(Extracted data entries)
☆ ☆ ☆ ☆ ☆ ☆ ☆

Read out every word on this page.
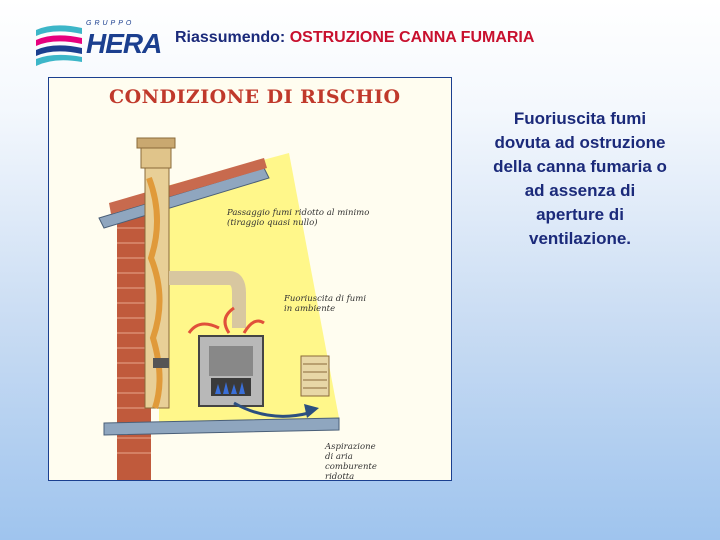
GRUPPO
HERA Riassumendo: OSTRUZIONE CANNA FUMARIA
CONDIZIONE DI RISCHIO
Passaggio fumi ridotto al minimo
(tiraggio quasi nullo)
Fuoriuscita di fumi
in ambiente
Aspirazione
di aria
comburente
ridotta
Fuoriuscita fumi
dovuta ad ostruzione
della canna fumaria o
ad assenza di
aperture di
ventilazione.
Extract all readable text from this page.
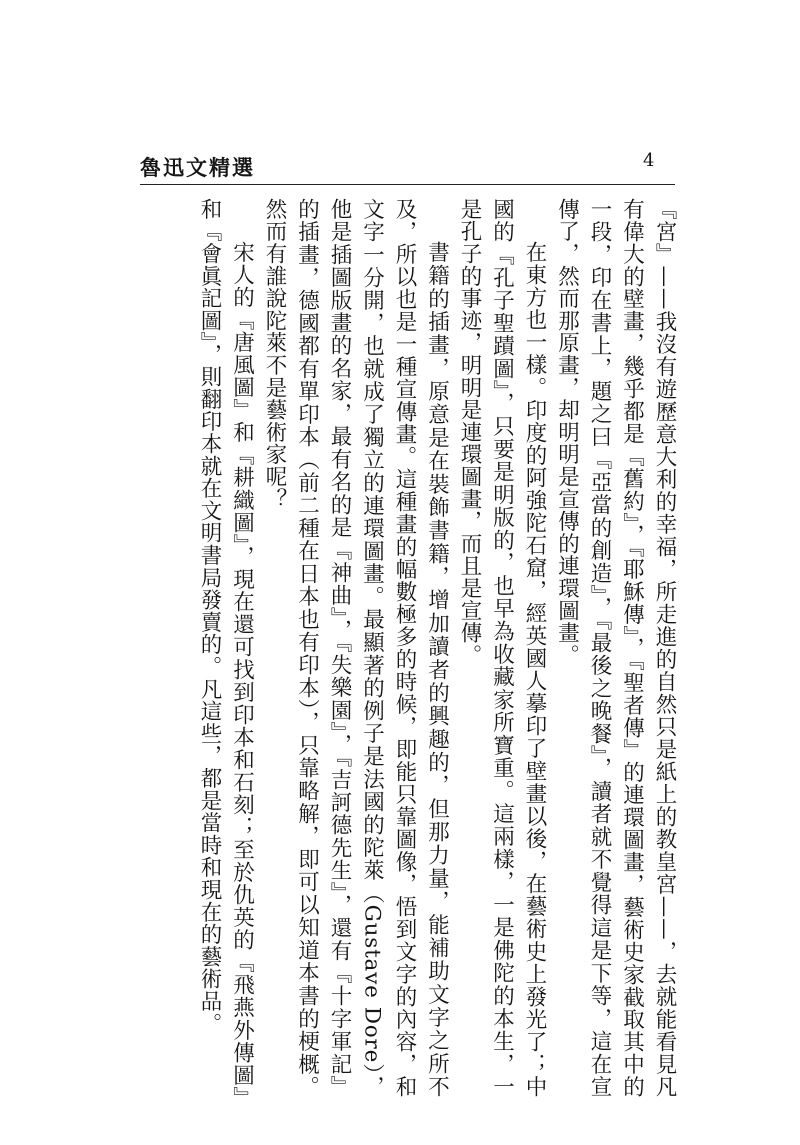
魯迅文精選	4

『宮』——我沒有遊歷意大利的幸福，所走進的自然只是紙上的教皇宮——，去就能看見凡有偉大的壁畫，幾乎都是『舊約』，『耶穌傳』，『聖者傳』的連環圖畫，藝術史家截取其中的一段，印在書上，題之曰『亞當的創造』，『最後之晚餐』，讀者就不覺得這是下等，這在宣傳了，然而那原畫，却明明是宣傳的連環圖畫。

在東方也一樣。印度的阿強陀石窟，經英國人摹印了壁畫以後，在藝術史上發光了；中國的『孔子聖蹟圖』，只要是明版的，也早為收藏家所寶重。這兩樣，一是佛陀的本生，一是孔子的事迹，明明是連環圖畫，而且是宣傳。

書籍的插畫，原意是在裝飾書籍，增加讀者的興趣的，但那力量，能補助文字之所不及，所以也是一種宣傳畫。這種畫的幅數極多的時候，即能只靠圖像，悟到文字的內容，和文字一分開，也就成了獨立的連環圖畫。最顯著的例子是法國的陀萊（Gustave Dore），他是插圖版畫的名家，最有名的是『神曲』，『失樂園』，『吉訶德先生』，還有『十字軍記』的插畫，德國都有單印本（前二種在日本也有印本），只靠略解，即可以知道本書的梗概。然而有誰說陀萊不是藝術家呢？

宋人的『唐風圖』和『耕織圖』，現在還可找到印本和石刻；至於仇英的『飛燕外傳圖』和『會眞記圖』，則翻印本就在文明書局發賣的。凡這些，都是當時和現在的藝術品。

☆ ☆ ☆ ☆ ☆ ☆ ☆

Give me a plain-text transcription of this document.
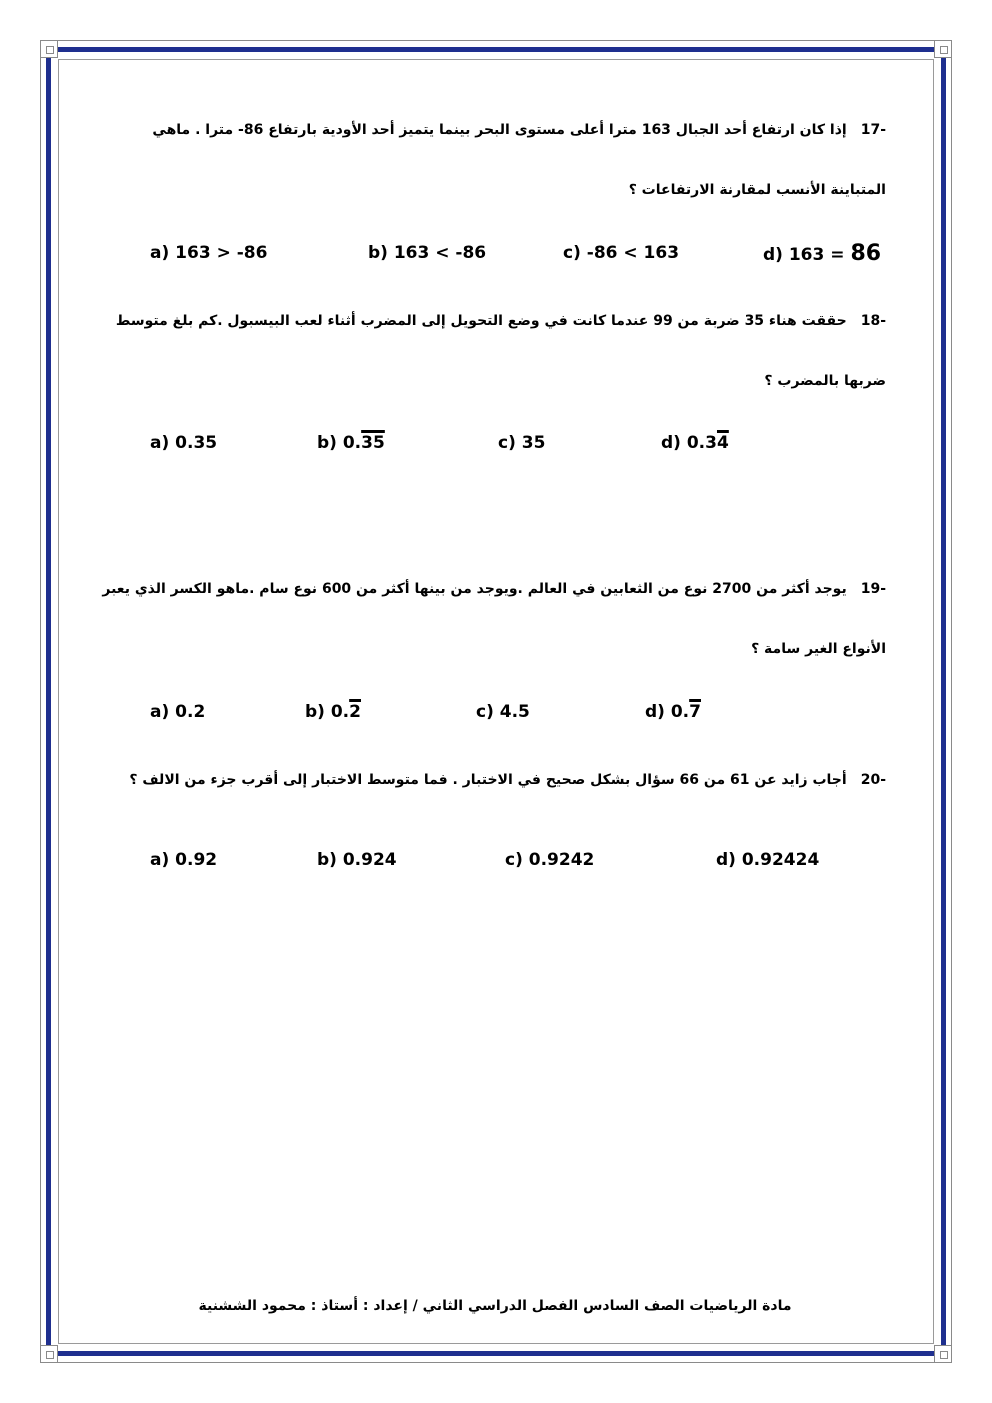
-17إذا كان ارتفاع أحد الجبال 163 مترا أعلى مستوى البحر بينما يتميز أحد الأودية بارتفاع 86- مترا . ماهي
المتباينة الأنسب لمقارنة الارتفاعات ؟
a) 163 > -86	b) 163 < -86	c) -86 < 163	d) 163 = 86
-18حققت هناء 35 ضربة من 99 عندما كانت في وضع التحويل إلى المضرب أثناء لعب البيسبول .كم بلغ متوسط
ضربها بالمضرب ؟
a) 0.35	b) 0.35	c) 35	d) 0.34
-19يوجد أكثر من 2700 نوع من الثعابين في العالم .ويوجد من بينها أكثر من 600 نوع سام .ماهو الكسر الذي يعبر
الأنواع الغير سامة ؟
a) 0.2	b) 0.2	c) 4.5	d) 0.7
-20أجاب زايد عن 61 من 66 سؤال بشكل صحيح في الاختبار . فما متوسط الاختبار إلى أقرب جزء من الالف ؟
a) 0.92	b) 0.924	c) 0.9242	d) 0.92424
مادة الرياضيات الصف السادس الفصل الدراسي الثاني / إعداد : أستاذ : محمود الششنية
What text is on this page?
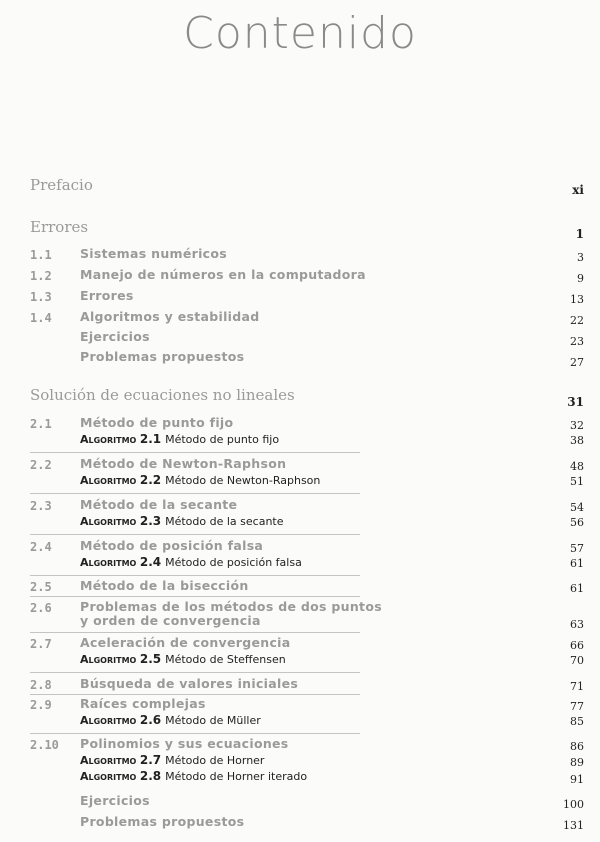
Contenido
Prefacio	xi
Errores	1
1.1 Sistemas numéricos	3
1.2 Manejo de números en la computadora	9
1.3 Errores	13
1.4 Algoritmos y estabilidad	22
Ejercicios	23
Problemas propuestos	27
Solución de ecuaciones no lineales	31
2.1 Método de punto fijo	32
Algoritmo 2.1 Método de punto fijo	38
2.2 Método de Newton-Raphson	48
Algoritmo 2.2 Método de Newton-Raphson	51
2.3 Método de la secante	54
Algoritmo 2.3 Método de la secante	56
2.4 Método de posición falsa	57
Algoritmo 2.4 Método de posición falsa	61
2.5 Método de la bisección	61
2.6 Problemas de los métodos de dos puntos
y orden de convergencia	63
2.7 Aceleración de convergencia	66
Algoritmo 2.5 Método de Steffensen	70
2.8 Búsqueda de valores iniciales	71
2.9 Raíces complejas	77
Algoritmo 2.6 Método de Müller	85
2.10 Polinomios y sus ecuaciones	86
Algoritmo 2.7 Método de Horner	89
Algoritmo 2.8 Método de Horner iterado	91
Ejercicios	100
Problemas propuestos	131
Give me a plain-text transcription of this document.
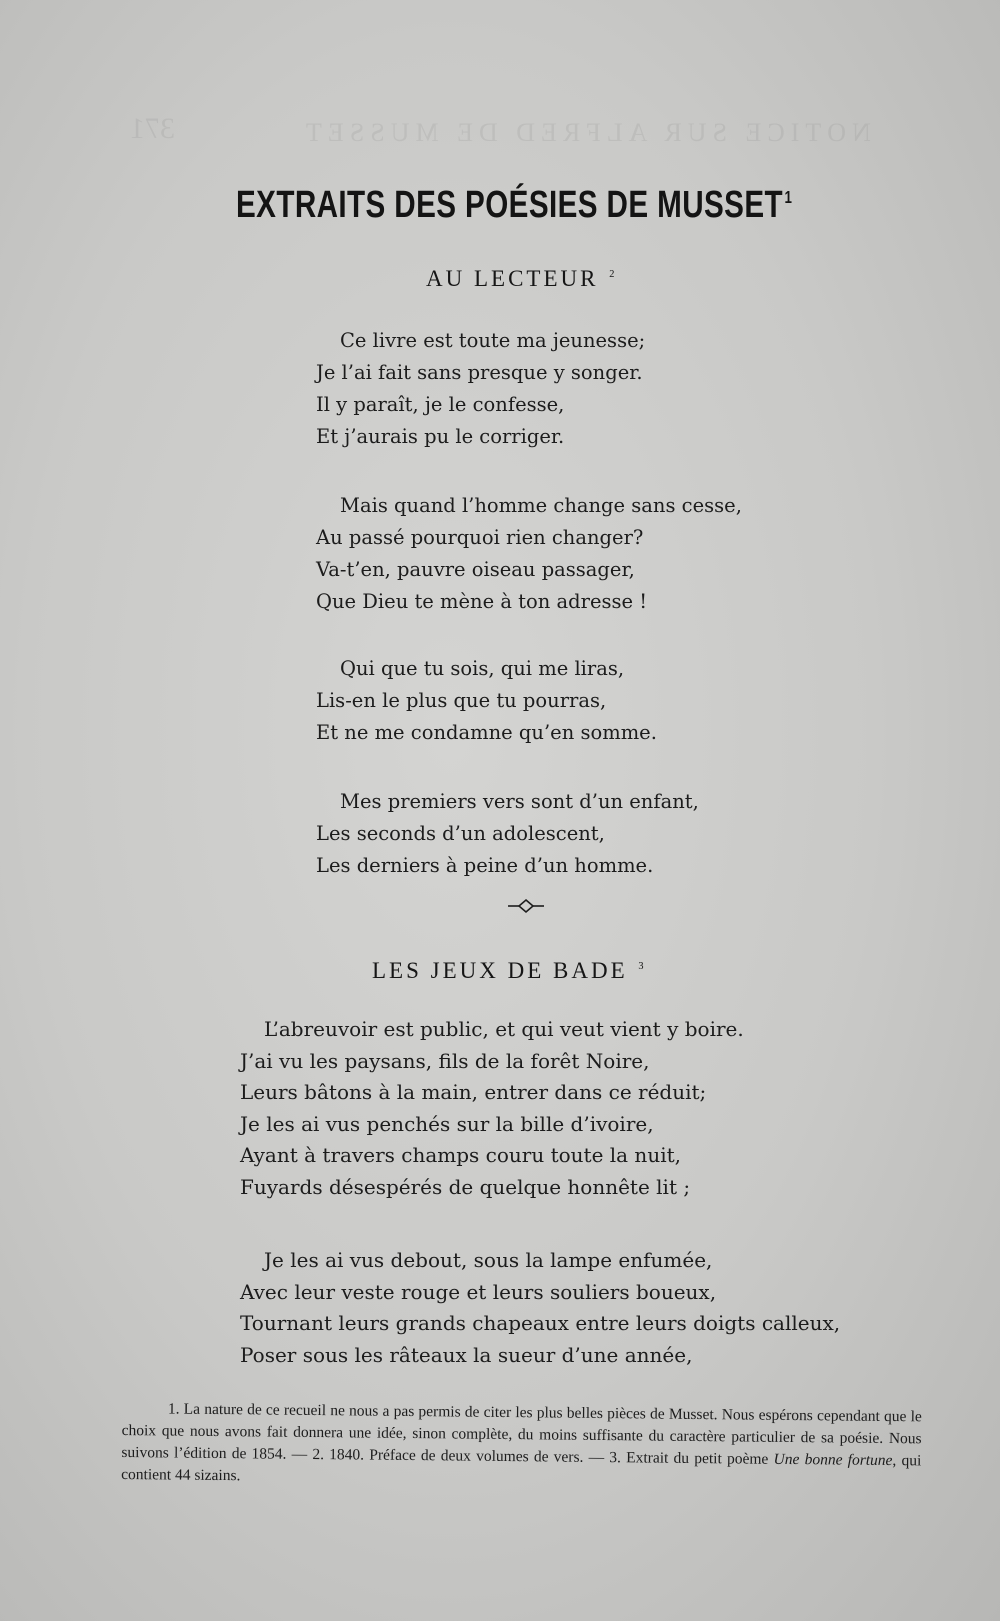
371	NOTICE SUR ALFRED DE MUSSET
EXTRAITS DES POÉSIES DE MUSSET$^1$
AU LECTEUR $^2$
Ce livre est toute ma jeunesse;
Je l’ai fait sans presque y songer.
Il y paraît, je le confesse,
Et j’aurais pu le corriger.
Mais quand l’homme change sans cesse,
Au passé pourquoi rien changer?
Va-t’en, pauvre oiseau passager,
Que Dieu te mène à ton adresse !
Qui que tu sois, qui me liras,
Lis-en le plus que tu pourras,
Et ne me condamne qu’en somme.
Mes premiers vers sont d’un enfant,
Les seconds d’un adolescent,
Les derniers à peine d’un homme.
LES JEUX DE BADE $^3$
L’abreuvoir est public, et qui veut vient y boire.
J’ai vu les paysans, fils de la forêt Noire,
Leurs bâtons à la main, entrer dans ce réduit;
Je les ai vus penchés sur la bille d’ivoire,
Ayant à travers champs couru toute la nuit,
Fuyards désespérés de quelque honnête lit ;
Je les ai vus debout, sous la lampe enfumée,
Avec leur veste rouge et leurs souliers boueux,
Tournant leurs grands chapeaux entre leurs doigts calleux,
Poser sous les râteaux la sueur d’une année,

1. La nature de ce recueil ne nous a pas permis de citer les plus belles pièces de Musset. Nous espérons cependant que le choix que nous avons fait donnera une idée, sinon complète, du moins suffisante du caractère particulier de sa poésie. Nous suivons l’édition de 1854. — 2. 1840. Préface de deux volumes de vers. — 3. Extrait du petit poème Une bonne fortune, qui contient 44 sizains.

☆ ☆ ☆ ☆ ☆ ☆ ☆

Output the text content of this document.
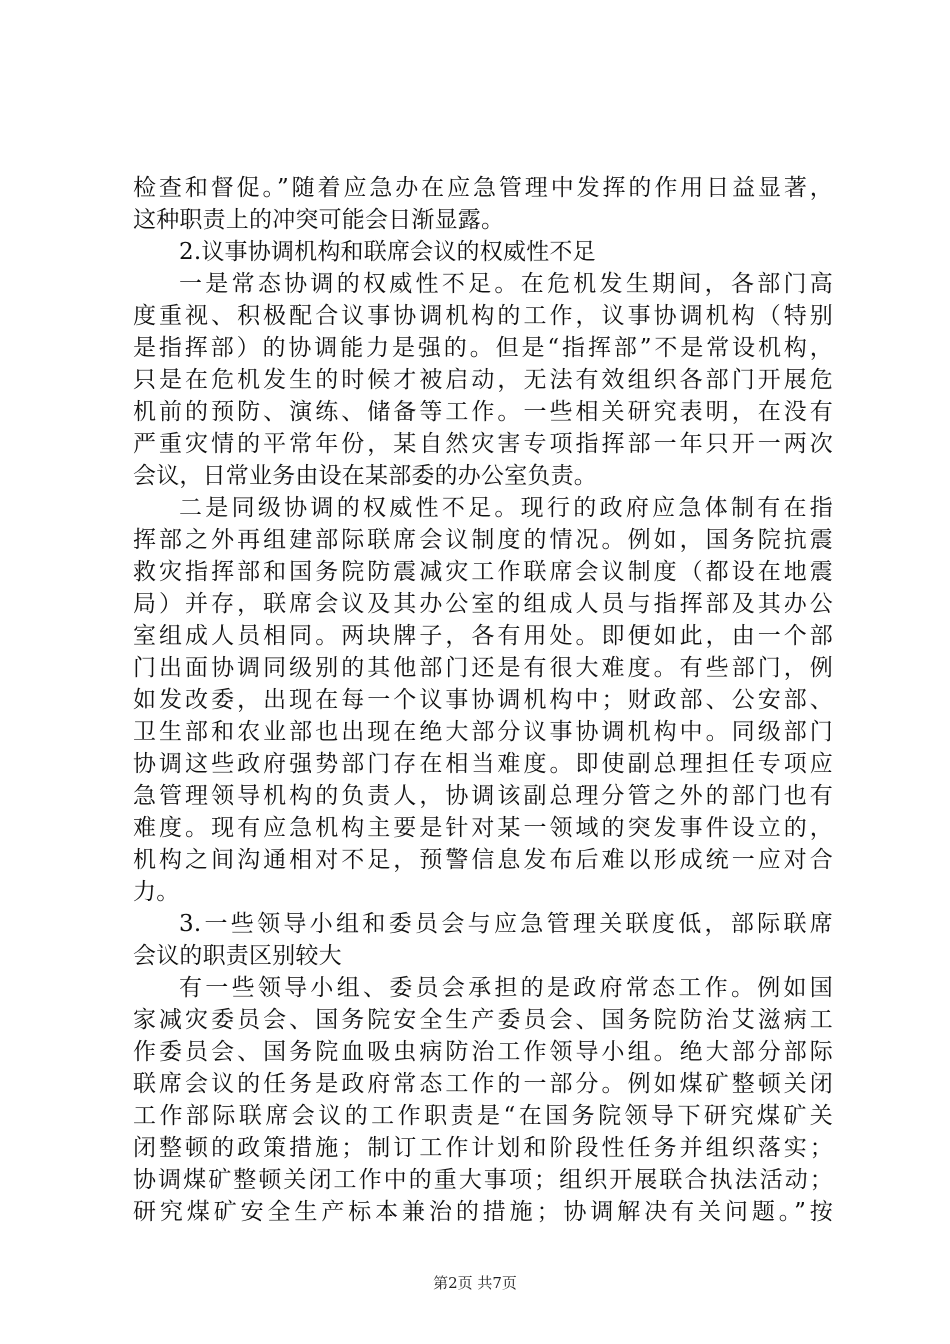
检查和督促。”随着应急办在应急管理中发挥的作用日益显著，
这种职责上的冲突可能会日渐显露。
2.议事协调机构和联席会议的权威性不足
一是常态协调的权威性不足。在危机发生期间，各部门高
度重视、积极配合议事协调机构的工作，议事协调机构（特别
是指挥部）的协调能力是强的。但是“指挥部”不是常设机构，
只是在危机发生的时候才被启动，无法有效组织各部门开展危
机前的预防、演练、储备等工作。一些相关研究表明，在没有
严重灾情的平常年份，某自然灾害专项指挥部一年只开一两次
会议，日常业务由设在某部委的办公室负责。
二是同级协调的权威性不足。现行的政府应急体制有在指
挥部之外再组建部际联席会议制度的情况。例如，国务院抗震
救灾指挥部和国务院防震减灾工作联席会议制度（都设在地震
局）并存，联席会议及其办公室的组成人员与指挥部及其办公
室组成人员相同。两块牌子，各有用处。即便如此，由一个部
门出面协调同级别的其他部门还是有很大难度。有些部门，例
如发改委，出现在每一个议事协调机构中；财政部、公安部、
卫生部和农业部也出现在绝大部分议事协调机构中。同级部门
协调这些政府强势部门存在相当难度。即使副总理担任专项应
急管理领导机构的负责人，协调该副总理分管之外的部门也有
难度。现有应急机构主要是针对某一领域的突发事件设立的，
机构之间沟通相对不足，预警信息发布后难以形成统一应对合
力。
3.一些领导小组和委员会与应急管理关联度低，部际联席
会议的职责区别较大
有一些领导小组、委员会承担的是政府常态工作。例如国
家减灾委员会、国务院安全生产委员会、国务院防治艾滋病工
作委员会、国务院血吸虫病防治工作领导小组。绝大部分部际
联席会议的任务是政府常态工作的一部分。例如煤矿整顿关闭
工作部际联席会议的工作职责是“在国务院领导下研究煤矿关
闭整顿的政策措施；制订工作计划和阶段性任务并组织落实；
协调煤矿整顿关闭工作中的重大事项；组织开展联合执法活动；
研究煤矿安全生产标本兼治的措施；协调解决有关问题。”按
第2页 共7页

☆ ☆ ☆ ☆ ☆ ☆ ☆

§ **Task instructions**
For the listing above, identify each line bearing "toute".

§ **Result of the exercise**
Ce livre est toute ma jeunesse;
Ayant à travers champs couru toute la nuit,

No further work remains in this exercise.